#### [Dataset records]
+ + + +

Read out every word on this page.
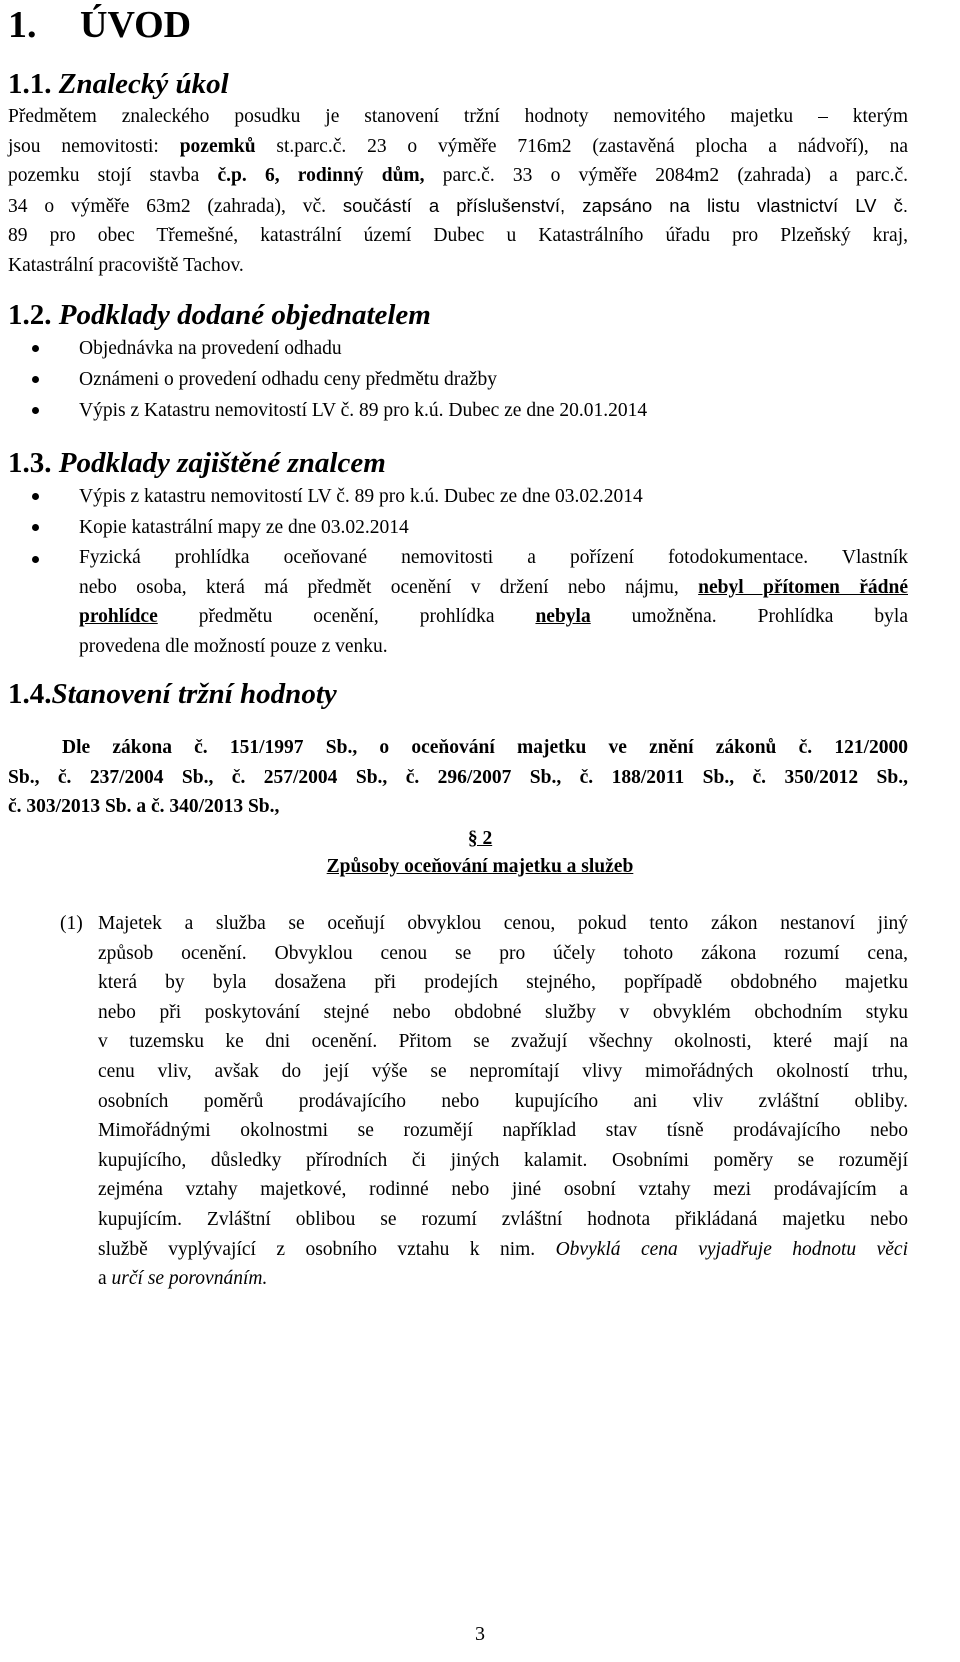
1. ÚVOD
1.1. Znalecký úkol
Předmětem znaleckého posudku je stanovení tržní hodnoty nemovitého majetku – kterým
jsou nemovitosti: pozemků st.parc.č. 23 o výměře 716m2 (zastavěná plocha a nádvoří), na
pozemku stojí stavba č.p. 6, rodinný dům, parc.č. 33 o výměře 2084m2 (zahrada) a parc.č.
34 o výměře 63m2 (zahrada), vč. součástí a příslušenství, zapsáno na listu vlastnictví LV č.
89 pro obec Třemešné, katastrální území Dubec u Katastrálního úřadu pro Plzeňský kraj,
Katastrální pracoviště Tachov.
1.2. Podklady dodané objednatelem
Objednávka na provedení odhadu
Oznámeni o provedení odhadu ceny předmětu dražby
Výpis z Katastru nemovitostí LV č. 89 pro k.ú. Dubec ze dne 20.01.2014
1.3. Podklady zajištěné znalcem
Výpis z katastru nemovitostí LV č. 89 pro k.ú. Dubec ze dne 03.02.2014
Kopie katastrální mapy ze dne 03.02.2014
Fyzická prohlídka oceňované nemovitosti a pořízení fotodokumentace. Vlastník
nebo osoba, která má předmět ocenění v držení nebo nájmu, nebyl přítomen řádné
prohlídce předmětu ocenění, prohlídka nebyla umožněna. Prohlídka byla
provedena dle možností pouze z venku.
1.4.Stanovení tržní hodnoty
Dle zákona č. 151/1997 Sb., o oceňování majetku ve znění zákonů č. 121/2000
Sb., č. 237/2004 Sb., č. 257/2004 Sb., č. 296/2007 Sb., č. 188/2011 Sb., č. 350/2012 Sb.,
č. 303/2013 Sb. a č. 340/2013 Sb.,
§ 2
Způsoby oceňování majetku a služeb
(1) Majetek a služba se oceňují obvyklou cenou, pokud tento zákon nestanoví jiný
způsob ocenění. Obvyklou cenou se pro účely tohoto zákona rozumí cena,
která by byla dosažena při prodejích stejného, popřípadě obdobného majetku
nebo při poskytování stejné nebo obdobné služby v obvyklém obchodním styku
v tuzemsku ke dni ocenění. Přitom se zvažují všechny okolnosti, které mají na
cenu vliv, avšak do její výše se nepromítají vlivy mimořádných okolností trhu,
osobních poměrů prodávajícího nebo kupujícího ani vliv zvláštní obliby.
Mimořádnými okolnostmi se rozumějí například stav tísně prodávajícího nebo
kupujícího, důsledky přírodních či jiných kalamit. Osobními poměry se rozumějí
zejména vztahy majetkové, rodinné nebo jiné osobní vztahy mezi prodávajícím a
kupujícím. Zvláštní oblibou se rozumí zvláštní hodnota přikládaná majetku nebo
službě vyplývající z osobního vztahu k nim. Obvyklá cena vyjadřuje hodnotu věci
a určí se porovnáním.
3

+ + + +

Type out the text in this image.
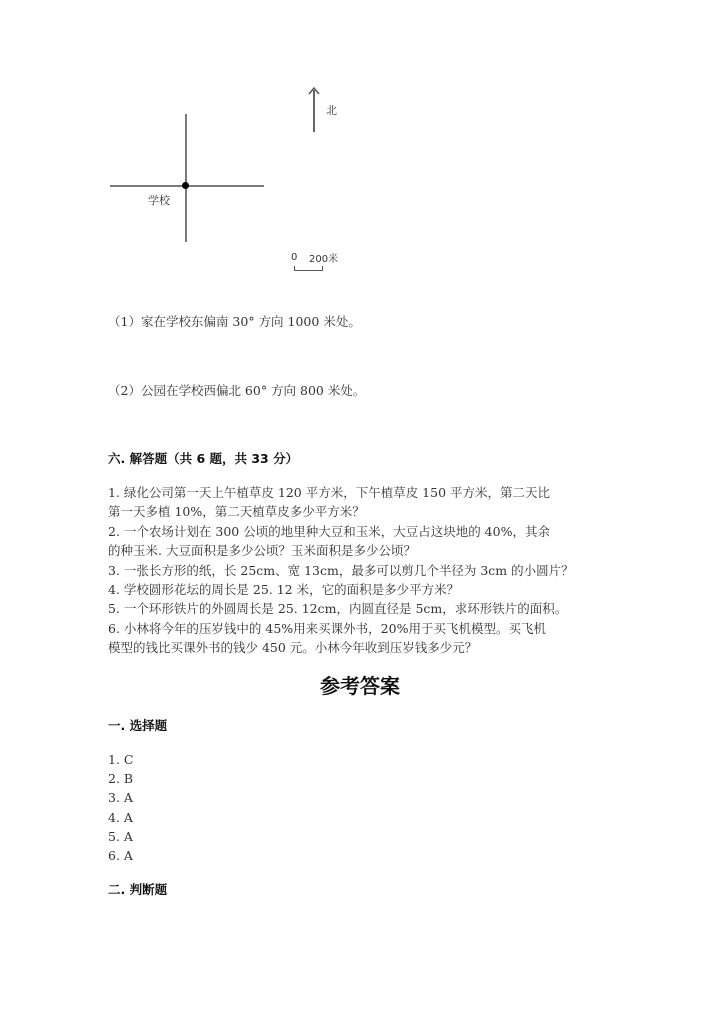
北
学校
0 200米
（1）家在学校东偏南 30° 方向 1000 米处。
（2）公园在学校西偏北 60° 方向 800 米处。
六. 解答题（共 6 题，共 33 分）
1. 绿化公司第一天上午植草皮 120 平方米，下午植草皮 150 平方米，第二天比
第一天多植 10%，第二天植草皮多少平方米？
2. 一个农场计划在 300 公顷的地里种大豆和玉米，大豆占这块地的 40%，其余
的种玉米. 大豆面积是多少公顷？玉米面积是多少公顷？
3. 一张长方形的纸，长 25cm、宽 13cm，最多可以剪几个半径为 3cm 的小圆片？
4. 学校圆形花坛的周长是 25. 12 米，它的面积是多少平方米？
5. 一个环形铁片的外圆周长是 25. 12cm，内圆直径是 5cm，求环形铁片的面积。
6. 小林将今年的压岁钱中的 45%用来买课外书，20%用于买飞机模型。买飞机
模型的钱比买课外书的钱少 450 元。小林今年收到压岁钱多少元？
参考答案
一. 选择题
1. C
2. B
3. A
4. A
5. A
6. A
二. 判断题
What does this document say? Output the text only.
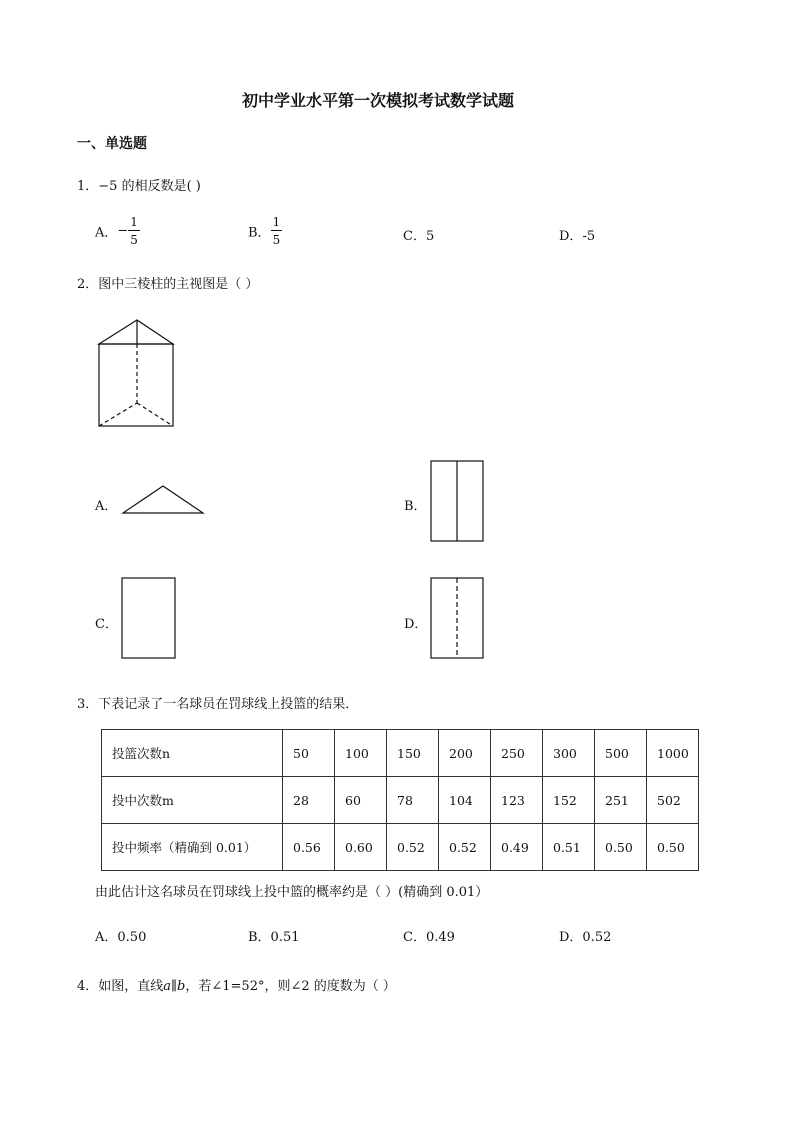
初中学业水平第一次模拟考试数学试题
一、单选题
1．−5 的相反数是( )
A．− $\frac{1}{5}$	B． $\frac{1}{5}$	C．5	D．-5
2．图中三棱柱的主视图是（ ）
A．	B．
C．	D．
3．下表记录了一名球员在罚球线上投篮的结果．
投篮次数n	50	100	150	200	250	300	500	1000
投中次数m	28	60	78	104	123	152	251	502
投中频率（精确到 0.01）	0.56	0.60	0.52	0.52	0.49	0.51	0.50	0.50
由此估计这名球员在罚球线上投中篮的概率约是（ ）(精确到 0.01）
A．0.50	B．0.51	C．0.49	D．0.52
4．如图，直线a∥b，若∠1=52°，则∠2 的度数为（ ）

+ + + +

Work through the records line by line and tally those with the word "zahrada". Report only the total.

#### [RESULT BELOW]
2